• _Exercise requirements_
Transcribe every line of the listing below without any deviation.

• _Entries_
########

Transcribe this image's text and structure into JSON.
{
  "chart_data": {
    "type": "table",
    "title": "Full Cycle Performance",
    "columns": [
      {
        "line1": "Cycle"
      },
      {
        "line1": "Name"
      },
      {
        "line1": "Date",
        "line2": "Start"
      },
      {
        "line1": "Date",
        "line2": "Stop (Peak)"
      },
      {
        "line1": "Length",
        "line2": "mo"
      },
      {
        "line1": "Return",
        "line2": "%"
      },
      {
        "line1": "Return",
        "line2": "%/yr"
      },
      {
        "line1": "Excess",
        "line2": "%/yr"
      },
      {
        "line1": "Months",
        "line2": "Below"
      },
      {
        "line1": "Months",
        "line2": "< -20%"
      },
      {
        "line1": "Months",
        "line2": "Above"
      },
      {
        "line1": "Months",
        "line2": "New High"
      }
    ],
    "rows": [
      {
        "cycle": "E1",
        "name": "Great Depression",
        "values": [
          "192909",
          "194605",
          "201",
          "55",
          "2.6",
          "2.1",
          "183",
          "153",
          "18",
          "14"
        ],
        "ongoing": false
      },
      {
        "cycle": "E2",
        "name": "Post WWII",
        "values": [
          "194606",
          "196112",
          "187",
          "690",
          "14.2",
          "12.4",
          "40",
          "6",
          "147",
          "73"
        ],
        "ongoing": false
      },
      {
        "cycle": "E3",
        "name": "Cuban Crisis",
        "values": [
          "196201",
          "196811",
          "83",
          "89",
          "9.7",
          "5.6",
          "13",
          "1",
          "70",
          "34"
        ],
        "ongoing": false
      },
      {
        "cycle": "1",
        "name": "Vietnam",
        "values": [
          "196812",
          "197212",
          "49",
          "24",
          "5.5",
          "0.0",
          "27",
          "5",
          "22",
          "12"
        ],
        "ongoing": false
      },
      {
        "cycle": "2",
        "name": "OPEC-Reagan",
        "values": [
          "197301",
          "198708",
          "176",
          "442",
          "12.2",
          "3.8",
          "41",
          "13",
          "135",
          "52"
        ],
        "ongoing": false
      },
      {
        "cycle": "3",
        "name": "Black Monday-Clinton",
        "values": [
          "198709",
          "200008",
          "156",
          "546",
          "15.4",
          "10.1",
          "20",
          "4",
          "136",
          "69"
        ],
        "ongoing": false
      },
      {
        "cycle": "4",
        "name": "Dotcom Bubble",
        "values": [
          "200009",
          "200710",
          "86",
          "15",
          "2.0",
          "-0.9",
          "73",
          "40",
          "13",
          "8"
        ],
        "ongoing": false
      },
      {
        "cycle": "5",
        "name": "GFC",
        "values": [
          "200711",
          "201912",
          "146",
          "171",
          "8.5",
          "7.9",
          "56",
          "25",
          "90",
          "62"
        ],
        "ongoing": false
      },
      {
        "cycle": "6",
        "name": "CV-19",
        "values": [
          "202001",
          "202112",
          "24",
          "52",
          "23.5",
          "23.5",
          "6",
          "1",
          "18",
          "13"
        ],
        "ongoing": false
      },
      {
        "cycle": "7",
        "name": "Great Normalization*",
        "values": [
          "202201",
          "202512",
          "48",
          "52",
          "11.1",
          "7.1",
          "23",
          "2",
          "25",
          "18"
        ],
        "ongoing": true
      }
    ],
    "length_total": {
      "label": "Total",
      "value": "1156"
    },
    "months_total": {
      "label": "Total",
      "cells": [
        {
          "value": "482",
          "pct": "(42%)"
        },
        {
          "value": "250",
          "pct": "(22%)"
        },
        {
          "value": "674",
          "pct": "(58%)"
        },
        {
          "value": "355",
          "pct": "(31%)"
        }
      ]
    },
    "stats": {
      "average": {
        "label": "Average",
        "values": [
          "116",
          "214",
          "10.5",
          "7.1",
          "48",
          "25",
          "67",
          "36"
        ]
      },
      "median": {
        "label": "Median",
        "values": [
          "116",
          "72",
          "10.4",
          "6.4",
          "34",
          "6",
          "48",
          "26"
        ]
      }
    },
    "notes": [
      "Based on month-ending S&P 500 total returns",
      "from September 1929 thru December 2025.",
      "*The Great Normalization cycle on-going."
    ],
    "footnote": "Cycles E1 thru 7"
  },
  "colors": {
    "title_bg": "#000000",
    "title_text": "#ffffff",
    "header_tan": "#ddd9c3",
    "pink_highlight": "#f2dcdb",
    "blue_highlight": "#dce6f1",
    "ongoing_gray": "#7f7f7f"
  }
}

########

• _Output for this task_
Transcribe this image's text and structure into JSON.
{
  "chart_data": {
    "type": "table",
    "title": "Full Cycle Performance",
    "columns": [
      {
        "line1": "Cycle"
      },
      {
        "line1": "Name"
      },
      {
        "line1": "Date",
        "line2": "Start"
      },
      {
        "line1": "Date",
        "line2": "Stop (Peak)"
      },
      {
        "line1": "Length",
        "line2": "mo"
      },
      {
        "line1": "Return",
        "line2": "%"
      },
      {
        "line1": "Return",
        "line2": "%/yr"
      },
      {
        "line1": "Excess",
        "line2": "%/yr"
      },
      {
        "line1": "Months",
        "line2": "Below"
      },
      {
        "line1": "Months",
        "line2": "< -20%"
      },
      {
        "line1": "Months",
        "line2": "Above"
      },
      {
        "line1": "Months",
        "line2": "New High"
      }
    ],
    "rows": [
      {
        "cycle": "E1",
        "name": "Great Depression",
        "values": [
          "192909",
          "194605",
          "201",
          "55",
          "2.6",
          "2.1",
          "183",
          "153",
          "18",
          "14"
        ],
        "ongoing": false
      },
      {
        "cycle": "E2",
        "name": "Post WWII",
        "values": [
          "194606",
          "196112",
          "187",
          "690",
          "14.2",
          "12.4",
          "40",
          "6",
          "147",
          "73"
        ],
        "ongoing": false
      },
      {
        "cycle": "E3",
        "name": "Cuban Crisis",
        "values": [
          "196201",
          "196811",
          "83",
          "89",
          "9.7",
          "5.6",
          "13",
          "1",
          "70",
          "34"
        ],
        "ongoing": false
      },
      {
        "cycle": "1",
        "name": "Vietnam",
        "values": [
          "196812",
          "197212",
          "49",
          "24",
          "5.5",
          "0.0",
          "27",
          "5",
          "22",
          "12"
        ],
        "ongoing": false
      },
      {
        "cycle": "2",
        "name": "OPEC-Reagan",
        "values": [
          "197301",
          "198708",
          "176",
          "442",
          "12.2",
          "3.8",
          "41",
          "13",
          "135",
          "52"
        ],
        "ongoing": false
      },
      {
        "cycle": "3",
        "name": "Black Monday-Clinton",
        "values": [
          "198709",
          "200008",
          "156",
          "546",
          "15.4",
          "10.1",
          "20",
          "4",
          "136",
          "69"
        ],
        "ongoing": false
      },
      {
        "cycle": "4",
        "name": "Dotcom Bubble",
        "values": [
          "200009",
          "200710",
          "86",
          "15",
          "2.0",
          "-0.9",
          "73",
          "40",
          "13",
          "8"
        ],
        "ongoing": false
      },
      {
        "cycle": "5",
        "name": "GFC",
        "values": [
          "200711",
          "201912",
          "146",
          "171",
          "8.5",
          "7.9",
          "56",
          "25",
          "90",
          "62"
        ],
        "ongoing": false
      },
      {
        "cycle": "6",
        "name": "CV-19",
        "values": [
          "202001",
          "202112",
          "24",
          "52",
          "23.5",
          "23.5",
          "6",
          "1",
          "18",
          "13"
        ],
        "ongoing": false
      },
      {
        "cycle": "7",
        "name": "Great Normalization*",
        "values": [
          "202201",
          "202512",
          "48",
          "52",
          "11.1",
          "7.1",
          "23",
          "2",
          "25",
          "18"
        ],
        "ongoing": true
      }
    ],
    "length_total": {
      "label": "Total",
      "value": "1156"
    },
    "months_total": {
      "label": "Total",
      "cells": [
        {
          "value": "482",
          "pct": "(42%)"
        },
        {
          "value": "250",
          "pct": "(22%)"
        },
        {
          "value": "674",
          "pct": "(58%)"
        },
        {
          "value": "355",
          "pct": "(31%)"
        }
      ]
    },
    "stats": {
      "average": {
        "label": "Average",
        "values": [
          "116",
          "214",
          "10.5",
          "7.1",
          "48",
          "25",
          "67",
          "36"
        ]
      },
      "median": {
        "label": "Median",
        "values": [
          "116",
          "72",
          "10.4",
          "6.4",
          "34",
          "6",
          "48",
          "26"
        ]
      }
    },
    "notes": [
      "Based on month-ending S&P 500 total returns",
      "from September 1929 thru December 2025.",
      "*The Great Normalization cycle on-going."
    ],
    "footnote": "Cycles E1 thru 7"
  },
  "colors": {
    "title_bg": "#000000",
    "title_text": "#ffffff",
    "header_tan": "#ddd9c3",
    "pink_highlight": "#f2dcdb",
    "blue_highlight": "#dce6f1",
    "ongoing_gray": "#7f7f7f"
  }
}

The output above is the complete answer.